__TASK DETAILS__:
From the listing that follows, extract every line and set it down unaltered.

Records:
+===+

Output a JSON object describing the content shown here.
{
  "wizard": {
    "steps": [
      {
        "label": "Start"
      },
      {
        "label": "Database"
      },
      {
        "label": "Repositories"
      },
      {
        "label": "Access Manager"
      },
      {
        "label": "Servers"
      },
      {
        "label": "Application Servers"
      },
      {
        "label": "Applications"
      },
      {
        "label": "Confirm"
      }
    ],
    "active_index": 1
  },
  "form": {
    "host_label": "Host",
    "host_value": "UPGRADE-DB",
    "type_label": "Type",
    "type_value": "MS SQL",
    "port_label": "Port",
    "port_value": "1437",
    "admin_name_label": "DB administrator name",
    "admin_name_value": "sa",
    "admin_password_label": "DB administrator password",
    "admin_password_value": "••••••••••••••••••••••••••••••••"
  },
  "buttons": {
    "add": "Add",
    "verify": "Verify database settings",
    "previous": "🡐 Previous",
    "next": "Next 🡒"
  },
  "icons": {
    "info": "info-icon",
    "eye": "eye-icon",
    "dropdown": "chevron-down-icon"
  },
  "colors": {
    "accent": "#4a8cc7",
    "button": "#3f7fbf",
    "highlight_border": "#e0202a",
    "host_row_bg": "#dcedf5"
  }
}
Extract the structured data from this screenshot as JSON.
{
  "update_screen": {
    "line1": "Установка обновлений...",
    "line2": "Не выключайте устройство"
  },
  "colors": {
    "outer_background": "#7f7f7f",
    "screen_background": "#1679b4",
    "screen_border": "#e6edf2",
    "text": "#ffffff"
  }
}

+===+

__EXERCISE SOLUTION__:
Output a JSON object describing the content shown here.
{
  "wizard": {
    "steps": [
      {
        "label": "Start"
      },
      {
        "label": "Database"
      },
      {
        "label": "Repositories"
      },
      {
        "label": "Access Manager"
      },
      {
        "label": "Servers"
      },
      {
        "label": "Application Servers"
      },
      {
        "label": "Applications"
      },
      {
        "label": "Confirm"
      }
    ],
    "active_index": 1
  },
  "form": {
    "host_label": "Host",
    "host_value": "UPGRADE-DB",
    "type_label": "Type",
    "type_value": "MS SQL",
    "port_label": "Port",
    "port_value": "1437",
    "admin_name_label": "DB administrator name",
    "admin_name_value": "sa",
    "admin_password_label": "DB administrator password",
    "admin_password_value": "••••••••••••••••••••••••••••••••"
  },
  "buttons": {
    "add": "Add",
    "verify": "Verify database settings",
    "previous": "🡐 Previous",
    "next": "Next 🡒"
  },
  "icons": {
    "info": "info-icon",
    "eye": "eye-icon",
    "dropdown": "chevron-down-icon"
  },
  "colors": {
    "accent": "#4a8cc7",
    "button": "#3f7fbf",
    "highlight_border": "#e0202a",
    "host_row_bg": "#dcedf5"
  }
}
Extract the structured data from this screenshot as JSON.
{
  "update_screen": {
    "line1": "Установка обновлений...",
    "line2": "Не выключайте устройство"
  },
  "colors": {
    "outer_background": "#7f7f7f",
    "screen_background": "#1679b4",
    "screen_border": "#e6edf2",
    "text": "#ffffff"
  }
}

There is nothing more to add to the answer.